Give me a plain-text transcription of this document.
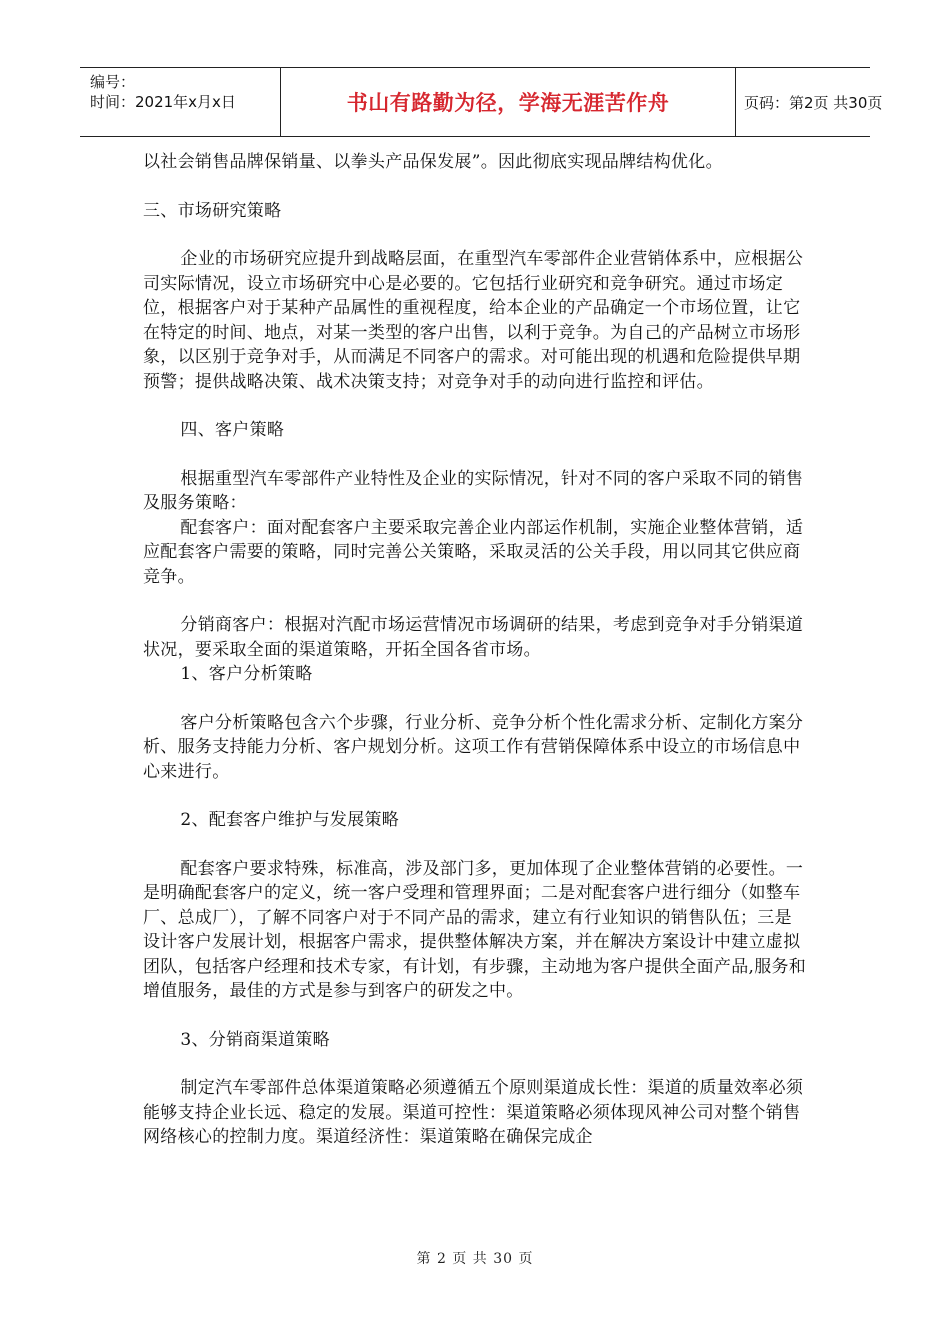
编号：
时间：2021年x月x日	书山有路勤为径，学海无涯苦作舟	页码：第2页 共30页

以社会销售品牌保销量、以拳头产品保发展”。因此彻底实现品牌结构优化。

三、市场研究策略

企业的市场研究应提升到战略层面，在重型汽车零部件企业营销体系中，应根据公司实际情况，设立市场研究中心是必要的。它包括行业研究和竞争研究。通过市场定位，根据客户对于某种产品属性的重视程度，给本企业的产品确定一个市场位置，让它在特定的时间、地点，对某一类型的客户出售，以利于竞争。为自己的产品树立市场形象，以区别于竞争对手，从而满足不同客户的需求。对可能出现的机遇和危险提供早期预警；提供战略决策、战术决策支持；对竞争对手的动向进行监控和评估。

四、客户策略

根据重型汽车零部件产业特性及企业的实际情况，针对不同的客户采取不同的销售及服务策略：

配套客户：面对配套客户主要采取完善企业内部运作机制，实施企业整体营销，适应配套客户需要的策略，同时完善公关策略，采取灵活的公关手段，用以同其它供应商竞争。

分销商客户：根据对汽配市场运营情况市场调研的结果，考虑到竞争对手分销渠道状况，要采取全面的渠道策略，开拓全国各省市场。

1、客户分析策略

客户分析策略包含六个步骤，行业分析、竞争分析个性化需求分析、定制化方案分析、服务支持能力分析、客户规划分析。这项工作有营销保障体系中设立的市场信息中心来进行。

2、配套客户维护与发展策略

配套客户要求特殊，标准高，涉及部门多，更加体现了企业整体营销的必要性。一是明确配套客户的定义，统一客户受理和管理界面；二是对配套客户进行细分（如整车厂、总成厂），了解不同客户对于不同产品的需求，建立有行业知识的销售队伍；三是设计客户发展计划，根据客户需求，提供整体解决方案，并在解决方案设计中建立虚拟团队，包括客户经理和技术专家，有计划，有步骤，主动地为客户提供全面产品,服务和增值服务，最佳的方式是参与到客户的研发之中。

3、分销商渠道策略

制定汽车零部件总体渠道策略必须遵循五个原则渠道成长性：渠道的质量效率必须能够支持企业长远、稳定的发展。渠道可控性：渠道策略必须体现风神公司对整个销售网络核心的控制力度。渠道经济性：渠道策略在确保完成企

第 2 页 共 30 页
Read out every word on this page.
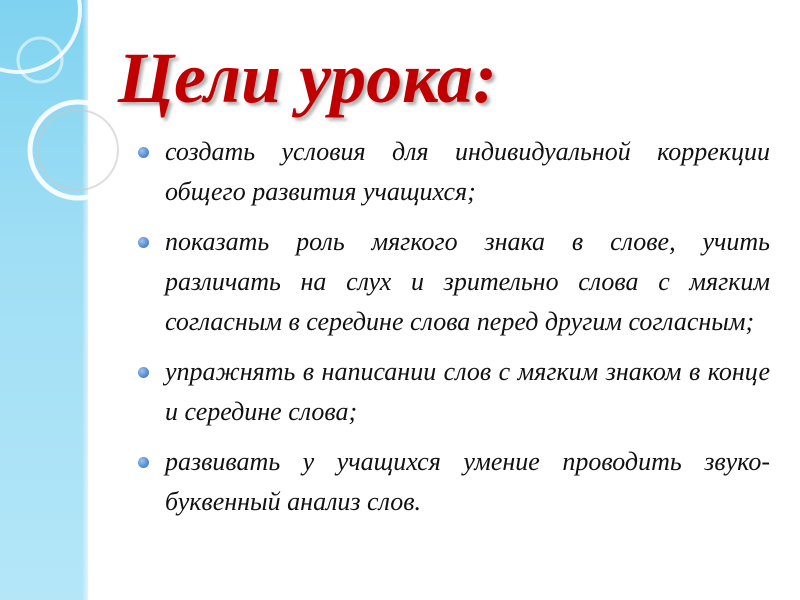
Цели урока:
создать условия для индивидуальной коррекции общего развития учащихся;
показать роль мягкого знака в слове, учить различать на слух и зрительно слова с мягким согласным в середине слова перед другим согласным;
упражнять в написании слов с мягким знаком в конце и середине слова;
развивать у учащихся умение проводить звуко-буквенный анализ слов.
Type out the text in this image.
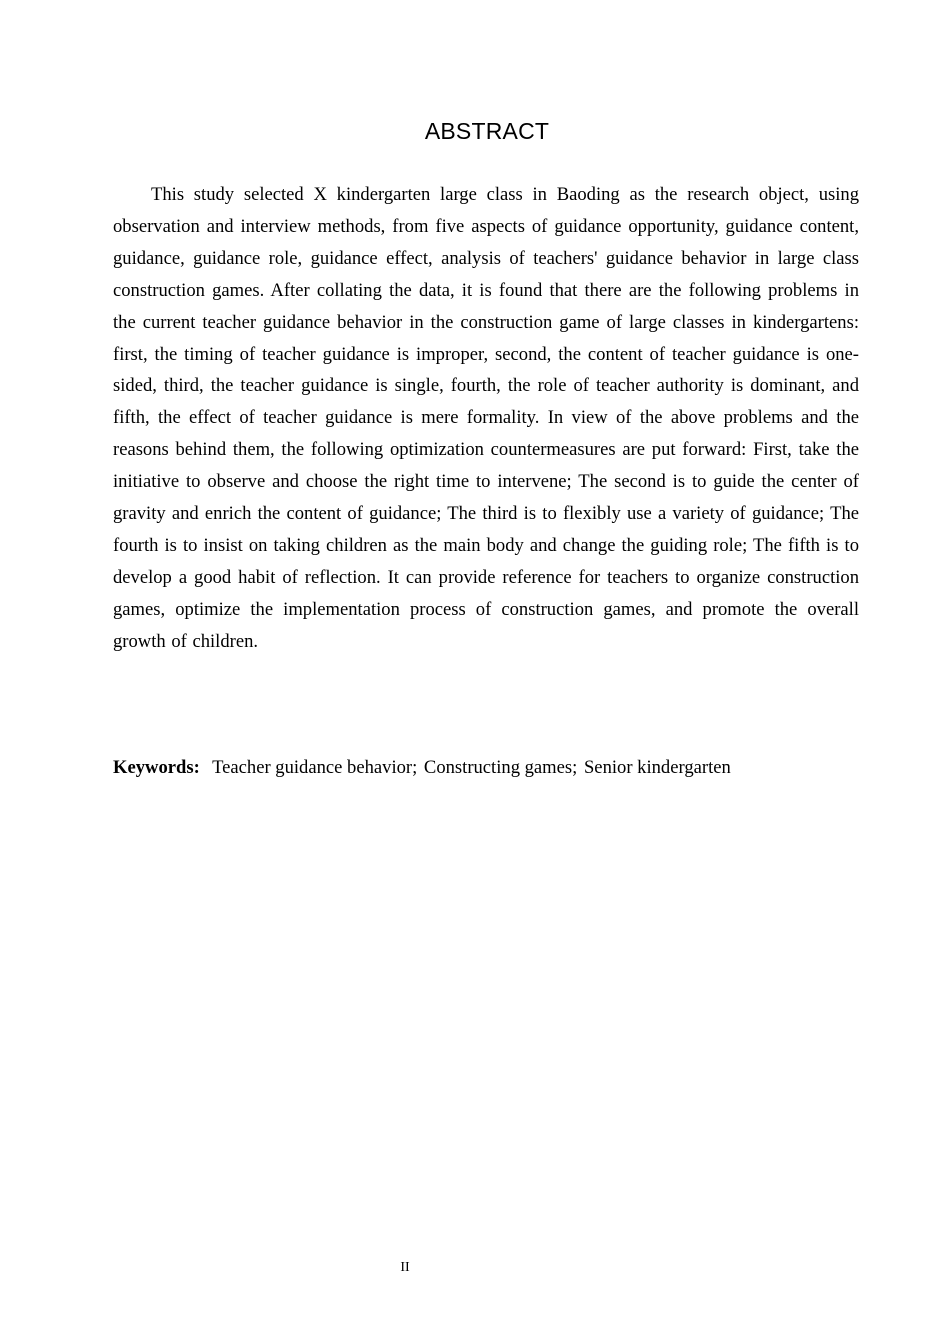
ABSTRACT

This study selected X kindergarten large class in Baoding as the research object, using observation and interview methods, from five aspects of guidance opportunity, guidance content, guidance, guidance role, guidance effect, analysis of teachers' guidance behavior in large class construction games. After collating the data, it is found that there are the following problems in the current teacher guidance behavior in the construction game of large classes in kindergartens: first, the timing of teacher guidance is improper, second, the content of teacher guidance is one-sided, third, the teacher guidance is single, fourth, the role of teacher authority is dominant, and fifth, the effect of teacher guidance is mere formality. In view of the above problems and the reasons behind them, the following optimization countermeasures are put forward: First, take the initiative to observe and choose the right time to intervene; The second is to guide the center of gravity and enrich the content of guidance; The third is to flexibly use a variety of guidance; The fourth is to insist on taking children as the main body and change the guiding role; The fifth is to develop a good habit of reflection. It can provide reference for teachers to organize construction games, optimize the implementation process of construction games, and promote the overall growth of children.

Keywords: Teacher guidance behavior; Constructing games; Senior kindergarten
II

▶ _EXERCISE_:
Give the number of lines in the listing above that hold the string "мягким", with nothing else.

▶ _RESULT OF THIS TASK_:
2